━━━━━ SUPPLIED INFORMATION
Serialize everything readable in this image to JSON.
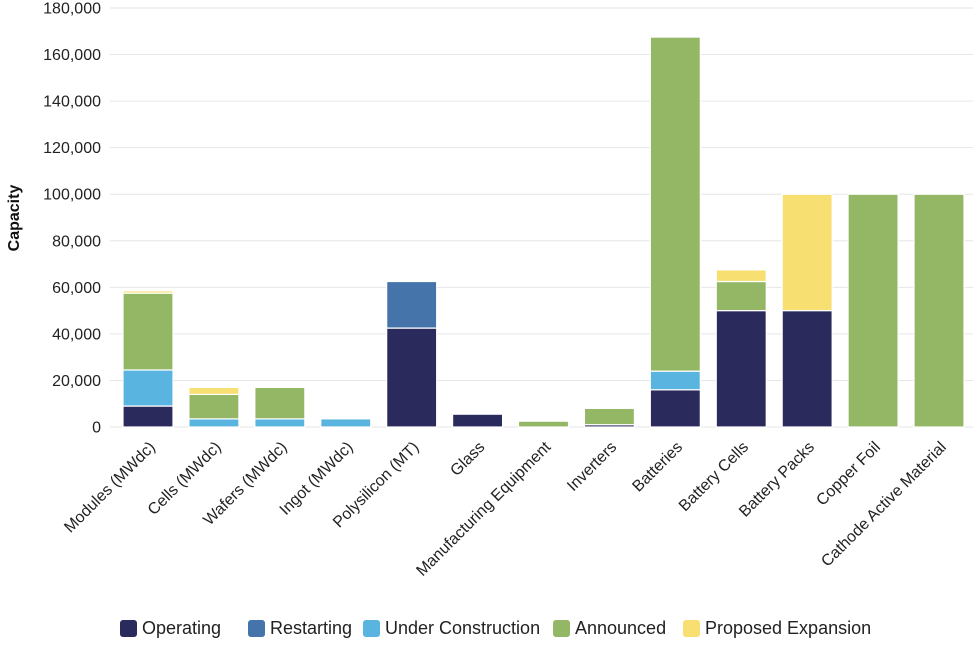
{
  "chart_data": {
    "type": "bar",
    "stacked": true,
    "ylabel": "Capacity",
    "xlabel": "",
    "ylim": [
      0,
      180000
    ],
    "yticks": [
      0,
      20000,
      40000,
      60000,
      80000,
      100000,
      120000,
      140000,
      160000,
      180000
    ],
    "ytick_labels": [
      "0",
      "20,000",
      "40,000",
      "60,000",
      "80,000",
      "100,000",
      "120,000",
      "140,000",
      "160,000",
      "180,000"
    ],
    "grid": true,
    "legend_position": "bottom",
    "categories": [
      "Modules (MWdc)",
      "Cells (MWdc)",
      "Wafers (MWdc)",
      "Ingot (MWdc)",
      "Polysilicon (MT)",
      "Glass",
      "Manufacturing Equipment",
      "Inverters",
      "Batteries",
      "Battery Cells",
      "Battery Packs",
      "Copper Foil",
      "Cathode Active Material"
    ],
    "series": [
      {
        "name": "Operating",
        "color": "#2b2a5c",
        "values": [
          9000,
          0,
          0,
          0,
          42500,
          5500,
          0,
          1000,
          16000,
          50000,
          50000,
          0,
          0
        ]
      },
      {
        "name": "Restarting",
        "color": "#4474aa",
        "values": [
          0,
          0,
          0,
          0,
          20000,
          0,
          0,
          0,
          0,
          0,
          0,
          0,
          0
        ]
      },
      {
        "name": "Under Construction",
        "color": "#5ab4e0",
        "values": [
          15500,
          3500,
          3500,
          3500,
          0,
          0,
          0,
          0,
          8000,
          0,
          0,
          0,
          0
        ]
      },
      {
        "name": "Announced",
        "color": "#93b765",
        "values": [
          33000,
          10500,
          13500,
          0,
          0,
          0,
          2500,
          7000,
          143500,
          12500,
          0,
          100000,
          100000
        ]
      },
      {
        "name": "Proposed Expansion",
        "color": "#f7df71",
        "values": [
          1000,
          3000,
          0,
          0,
          0,
          0,
          0,
          0,
          0,
          5000,
          50000,
          0,
          0
        ]
      }
    ]
  }
}
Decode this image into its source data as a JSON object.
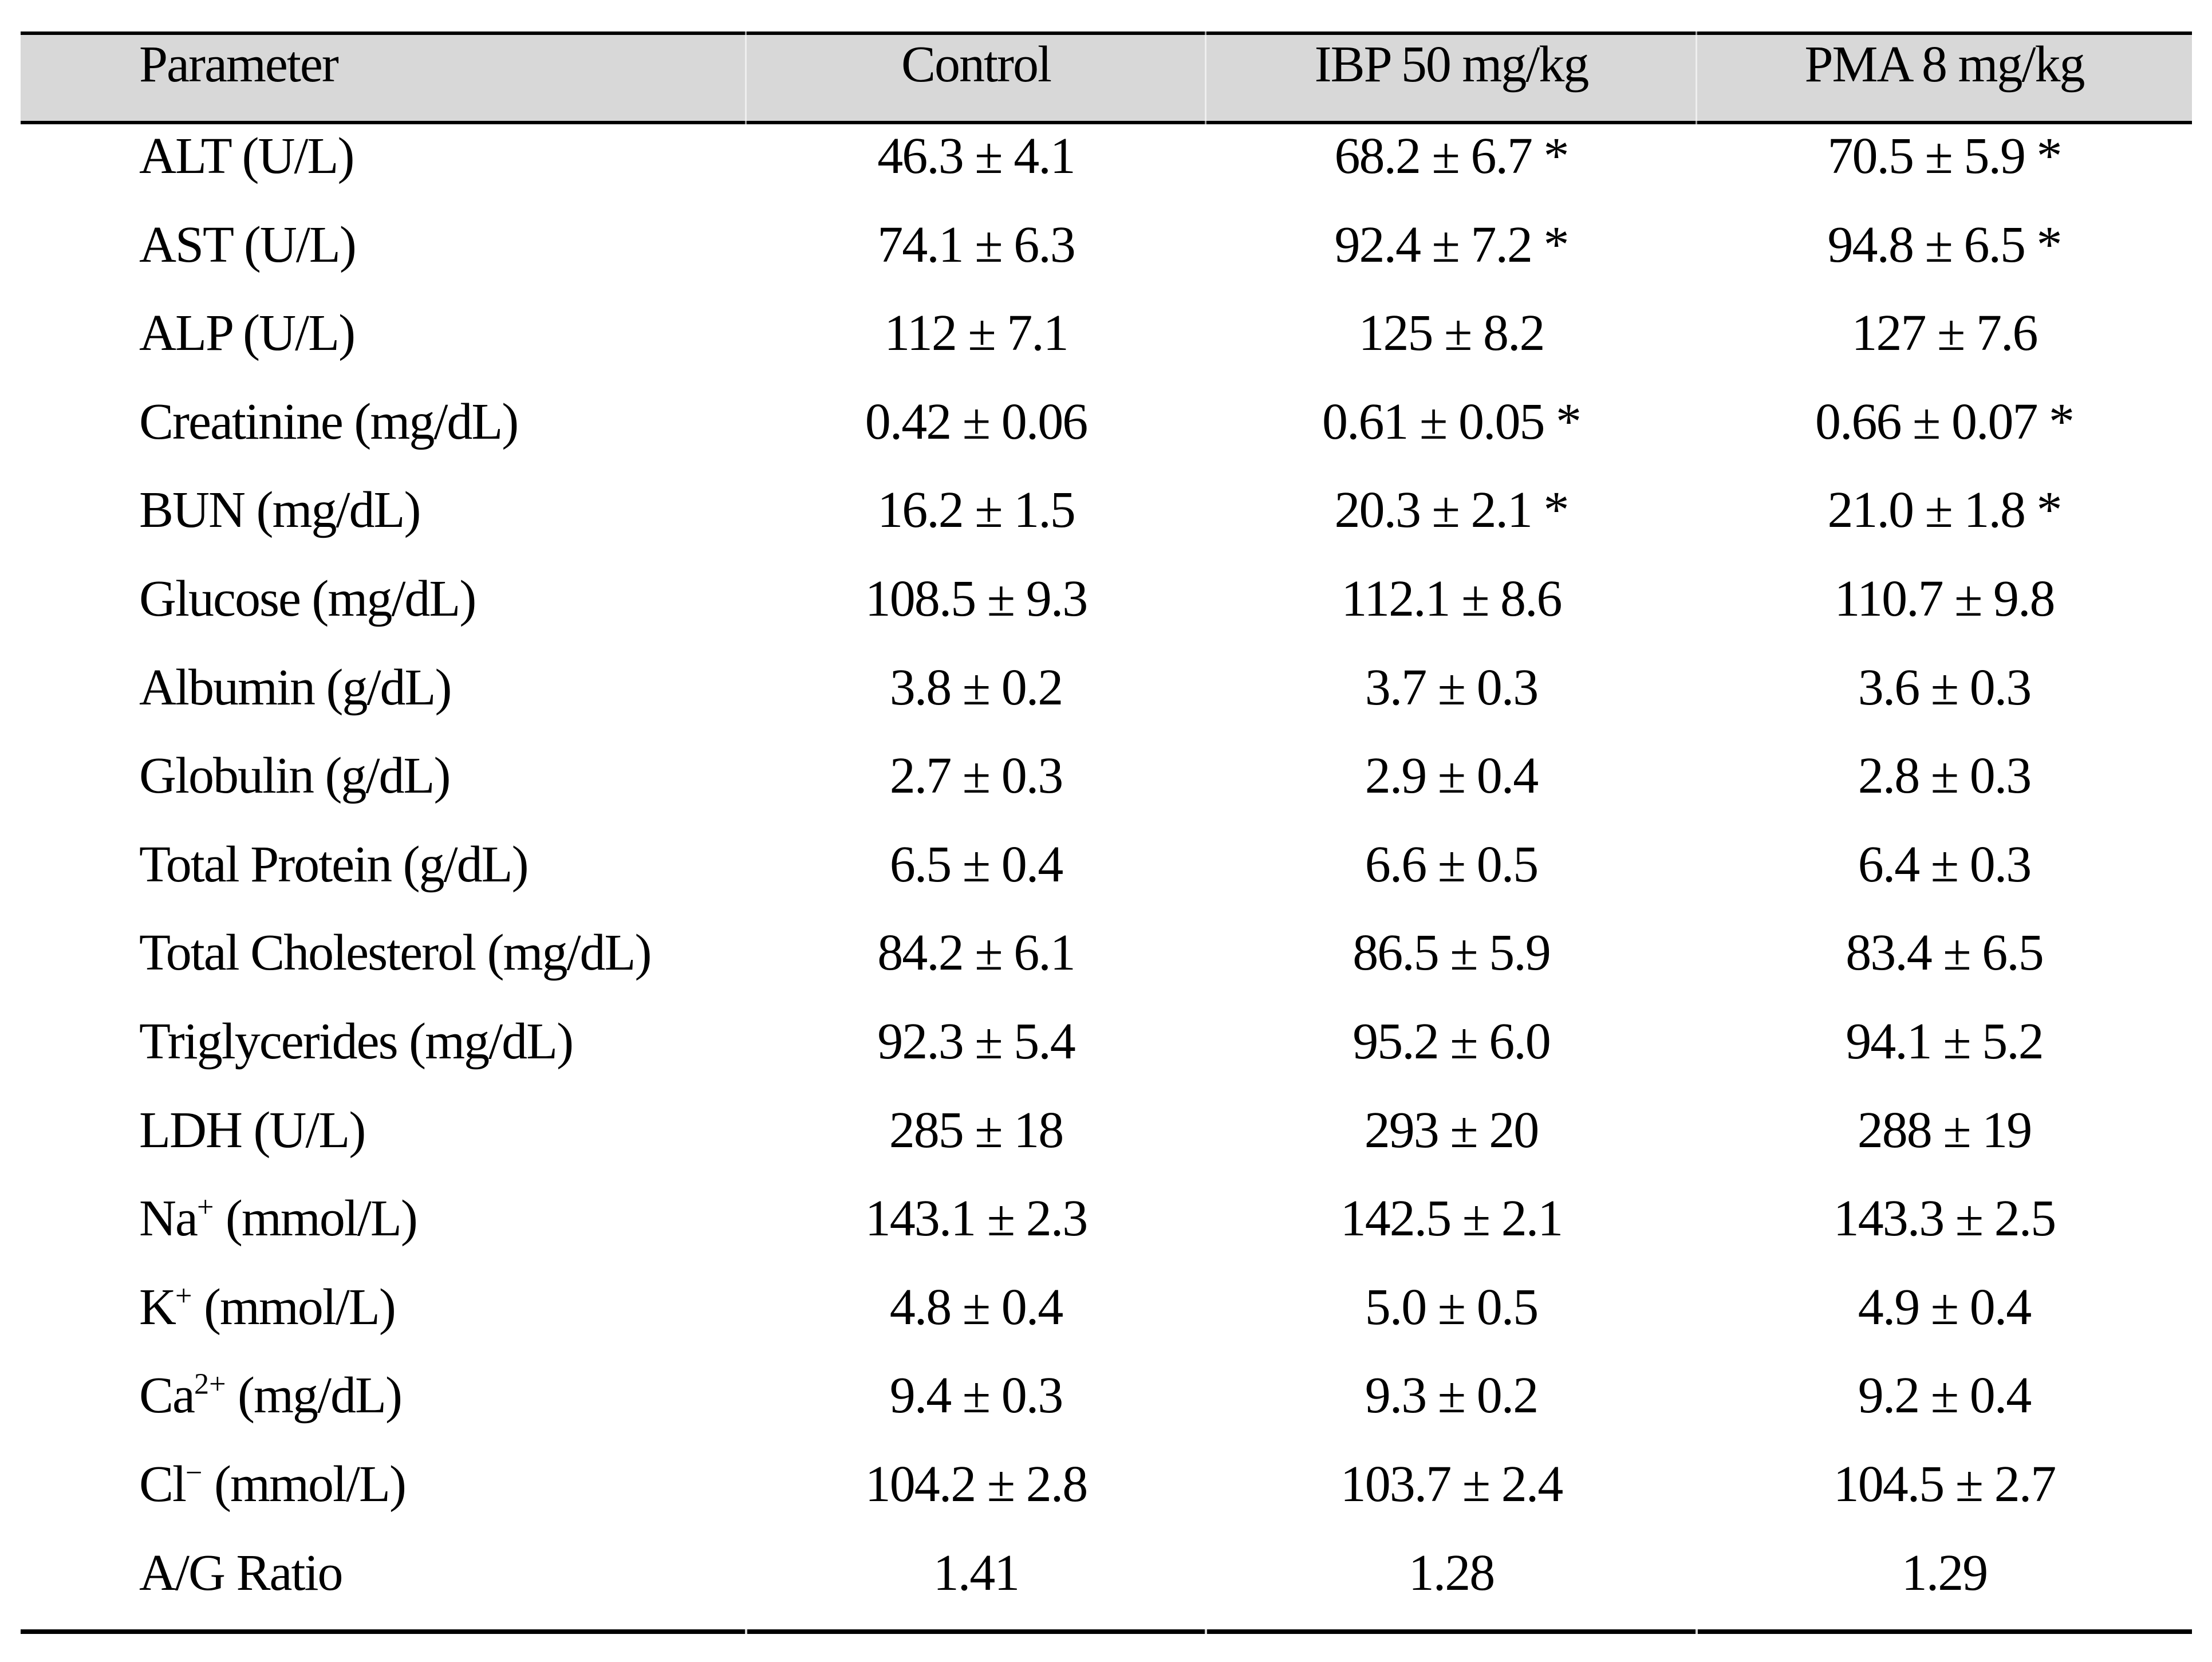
{
  "table": {
    "style": {
      "header_bg": "#d8d8d8",
      "border_color": "#000000",
      "text_color": "#000000",
      "page_bg": "#ffffff"
    },
    "header": {
      "columns": [
        "Parameter",
        "Control",
        "IBP 50 mg/kg",
        "PMA 8 mg/kg"
      ]
    },
    "rows": [
      {
        "param": {
          "pre": "ALT (U/L)",
          "sup": "",
          "post": ""
        },
        "values": [
          "46.3 ± 4.1",
          "68.2 ± 6.7 *",
          "70.5 ± 5.9 *"
        ]
      },
      {
        "param": {
          "pre": "AST (U/L)",
          "sup": "",
          "post": ""
        },
        "values": [
          "74.1 ± 6.3",
          "92.4 ± 7.2 *",
          "94.8 ± 6.5 *"
        ]
      },
      {
        "param": {
          "pre": "ALP (U/L)",
          "sup": "",
          "post": ""
        },
        "values": [
          "112 ± 7.1",
          "125 ± 8.2",
          "127 ± 7.6"
        ]
      },
      {
        "param": {
          "pre": "Creatinine (mg/dL)",
          "sup": "",
          "post": ""
        },
        "values": [
          "0.42 ± 0.06",
          "0.61 ± 0.05 *",
          "0.66 ± 0.07 *"
        ]
      },
      {
        "param": {
          "pre": "BUN (mg/dL)",
          "sup": "",
          "post": ""
        },
        "values": [
          "16.2 ± 1.5",
          "20.3 ± 2.1 *",
          "21.0 ± 1.8 *"
        ]
      },
      {
        "param": {
          "pre": "Glucose (mg/dL)",
          "sup": "",
          "post": ""
        },
        "values": [
          "108.5 ± 9.3",
          "112.1 ± 8.6",
          "110.7 ± 9.8"
        ]
      },
      {
        "param": {
          "pre": "Albumin (g/dL)",
          "sup": "",
          "post": ""
        },
        "values": [
          "3.8 ± 0.2",
          "3.7 ± 0.3",
          "3.6 ± 0.3"
        ]
      },
      {
        "param": {
          "pre": "Globulin (g/dL)",
          "sup": "",
          "post": ""
        },
        "values": [
          "2.7 ± 0.3",
          "2.9 ± 0.4",
          "2.8 ± 0.3"
        ]
      },
      {
        "param": {
          "pre": "Total Protein (g/dL)",
          "sup": "",
          "post": ""
        },
        "values": [
          "6.5 ± 0.4",
          "6.6 ± 0.5",
          "6.4 ± 0.3"
        ]
      },
      {
        "param": {
          "pre": "Total Cholesterol (mg/dL)",
          "sup": "",
          "post": ""
        },
        "values": [
          "84.2 ± 6.1",
          "86.5 ± 5.9",
          "83.4 ± 6.5"
        ]
      },
      {
        "param": {
          "pre": "Triglycerides (mg/dL)",
          "sup": "",
          "post": ""
        },
        "values": [
          "92.3 ± 5.4",
          "95.2 ± 6.0",
          "94.1 ± 5.2"
        ]
      },
      {
        "param": {
          "pre": "LDH (U/L)",
          "sup": "",
          "post": ""
        },
        "values": [
          "285 ± 18",
          "293 ± 20",
          "288 ± 19"
        ]
      },
      {
        "param": {
          "pre": "Na",
          "sup": "+",
          "post": " (mmol/L)"
        },
        "values": [
          "143.1 ± 2.3",
          "142.5 ± 2.1",
          "143.3 ± 2.5"
        ]
      },
      {
        "param": {
          "pre": "K",
          "sup": "+",
          "post": " (mmol/L)"
        },
        "values": [
          "4.8 ± 0.4",
          "5.0 ± 0.5",
          "4.9 ± 0.4"
        ]
      },
      {
        "param": {
          "pre": "Ca",
          "sup": "2+",
          "post": " (mg/dL)"
        },
        "values": [
          "9.4 ± 0.3",
          "9.3 ± 0.2",
          "9.2 ± 0.4"
        ]
      },
      {
        "param": {
          "pre": "Cl",
          "sup": "−",
          "post": " (mmol/L)"
        },
        "values": [
          "104.2 ± 2.8",
          "103.7 ± 2.4",
          "104.5 ± 2.7"
        ]
      },
      {
        "param": {
          "pre": "A/G Ratio",
          "sup": "",
          "post": ""
        },
        "values": [
          "1.41",
          "1.28",
          "1.29"
        ]
      }
    ]
  }
}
━━━━━━━━━━
• ASSIGNED TASK: Copy every line of the data exactly as written, excluding the pictures.

• OUTPUT FOR THIS EXERCISE:
Serialize everything readable in this image to JSON.
{
  "chart_data": {
    "type": "bar",
    "stacked": true,
    "ylabel": "Capacity",
    "xlabel": "",
    "ylim": [
      0,
      180000
    ],
    "yticks": [
      0,
      20000,
      40000,
      60000,
      80000,
      100000,
      120000,
      140000,
      160000,
      180000
    ],
    "ytick_labels": [
      "0",
      "20,000",
      "40,000",
      "60,000",
      "80,000",
      "100,000",
      "120,000",
      "140,000",
      "160,000",
      "180,000"
    ],
    "grid": true,
    "legend_position": "bottom",
    "categories": [
      "Modules (MWdc)",
      "Cells (MWdc)",
      "Wafers (MWdc)",
      "Ingot (MWdc)",
      "Polysilicon (MT)",
      "Glass",
      "Manufacturing Equipment",
      "Inverters",
      "Batteries",
      "Battery Cells",
      "Battery Packs",
      "Copper Foil",
      "Cathode Active Material"
    ],
    "series": [
      {
        "name": "Operating",
        "color": "#2b2a5c",
        "values": [
          9000,
          0,
          0,
          0,
          42500,
          5500,
          0,
          1000,
          16000,
          50000,
          50000,
          0,
          0
        ]
      },
      {
        "name": "Restarting",
        "color": "#4474aa",
        "values": [
          0,
          0,
          0,
          0,
          20000,
          0,
          0,
          0,
          0,
          0,
          0,
          0,
          0
        ]
      },
      {
        "name": "Under Construction",
        "color": "#5ab4e0",
        "values": [
          15500,
          3500,
          3500,
          3500,
          0,
          0,
          0,
          0,
          8000,
          0,
          0,
          0,
          0
        ]
      },
      {
        "name": "Announced",
        "color": "#93b765",
        "values": [
          33000,
          10500,
          13500,
          0,
          0,
          0,
          2500,
          7000,
          143500,
          12500,
          0,
          100000,
          100000
        ]
      },
      {
        "name": "Proposed Expansion",
        "color": "#f7df71",
        "values": [
          1000,
          3000,
          0,
          0,
          0,
          0,
          0,
          0,
          0,
          5000,
          50000,
          0,
          0
        ]
      }
    ]
  }
}
Decode this image into its source data as a JSON object.
{
  "table": {
    "style": {
      "header_bg": "#d8d8d8",
      "border_color": "#000000",
      "text_color": "#000000",
      "page_bg": "#ffffff"
    },
    "header": {
      "columns": [
        "Parameter",
        "Control",
        "IBP 50 mg/kg",
        "PMA 8 mg/kg"
      ]
    },
    "rows": [
      {
        "param": {
          "pre": "ALT (U/L)",
          "sup": "",
          "post": ""
        },
        "values": [
          "46.3 ± 4.1",
          "68.2 ± 6.7 *",
          "70.5 ± 5.9 *"
        ]
      },
      {
        "param": {
          "pre": "AST (U/L)",
          "sup": "",
          "post": ""
        },
        "values": [
          "74.1 ± 6.3",
          "92.4 ± 7.2 *",
          "94.8 ± 6.5 *"
        ]
      },
      {
        "param": {
          "pre": "ALP (U/L)",
          "sup": "",
          "post": ""
        },
        "values": [
          "112 ± 7.1",
          "125 ± 8.2",
          "127 ± 7.6"
        ]
      },
      {
        "param": {
          "pre": "Creatinine (mg/dL)",
          "sup": "",
          "post": ""
        },
        "values": [
          "0.42 ± 0.06",
          "0.61 ± 0.05 *",
          "0.66 ± 0.07 *"
        ]
      },
      {
        "param": {
          "pre": "BUN (mg/dL)",
          "sup": "",
          "post": ""
        },
        "values": [
          "16.2 ± 1.5",
          "20.3 ± 2.1 *",
          "21.0 ± 1.8 *"
        ]
      },
      {
        "param": {
          "pre": "Glucose (mg/dL)",
          "sup": "",
          "post": ""
        },
        "values": [
          "108.5 ± 9.3",
          "112.1 ± 8.6",
          "110.7 ± 9.8"
        ]
      },
      {
        "param": {
          "pre": "Albumin (g/dL)",
          "sup": "",
          "post": ""
        },
        "values": [
          "3.8 ± 0.2",
          "3.7 ± 0.3",
          "3.6 ± 0.3"
        ]
      },
      {
        "param": {
          "pre": "Globulin (g/dL)",
          "sup": "",
          "post": ""
        },
        "values": [
          "2.7 ± 0.3",
          "2.9 ± 0.4",
          "2.8 ± 0.3"
        ]
      },
      {
        "param": {
          "pre": "Total Protein (g/dL)",
          "sup": "",
          "post": ""
        },
        "values": [
          "6.5 ± 0.4",
          "6.6 ± 0.5",
          "6.4 ± 0.3"
        ]
      },
      {
        "param": {
          "pre": "Total Cholesterol (mg/dL)",
          "sup": "",
          "post": ""
        },
        "values": [
          "84.2 ± 6.1",
          "86.5 ± 5.9",
          "83.4 ± 6.5"
        ]
      },
      {
        "param": {
          "pre": "Triglycerides (mg/dL)",
          "sup": "",
          "post": ""
        },
        "values": [
          "92.3 ± 5.4",
          "95.2 ± 6.0",
          "94.1 ± 5.2"
        ]
      },
      {
        "param": {
          "pre": "LDH (U/L)",
          "sup": "",
          "post": ""
        },
        "values": [
          "285 ± 18",
          "293 ± 20",
          "288 ± 19"
        ]
      },
      {
        "param": {
          "pre": "Na",
          "sup": "+",
          "post": " (mmol/L)"
        },
        "values": [
          "143.1 ± 2.3",
          "142.5 ± 2.1",
          "143.3 ± 2.5"
        ]
      },
      {
        "param": {
          "pre": "K",
          "sup": "+",
          "post": " (mmol/L)"
        },
        "values": [
          "4.8 ± 0.4",
          "5.0 ± 0.5",
          "4.9 ± 0.4"
        ]
      },
      {
        "param": {
          "pre": "Ca",
          "sup": "2+",
          "post": " (mg/dL)"
        },
        "values": [
          "9.4 ± 0.3",
          "9.3 ± 0.2",
          "9.2 ± 0.4"
        ]
      },
      {
        "param": {
          "pre": "Cl",
          "sup": "−",
          "post": " (mmol/L)"
        },
        "values": [
          "104.2 ± 2.8",
          "103.7 ± 2.4",
          "104.5 ± 2.7"
        ]
      },
      {
        "param": {
          "pre": "A/G Ratio",
          "sup": "",
          "post": ""
        },
        "values": [
          "1.41",
          "1.28",
          "1.29"
        ]
      }
    ]
  }
}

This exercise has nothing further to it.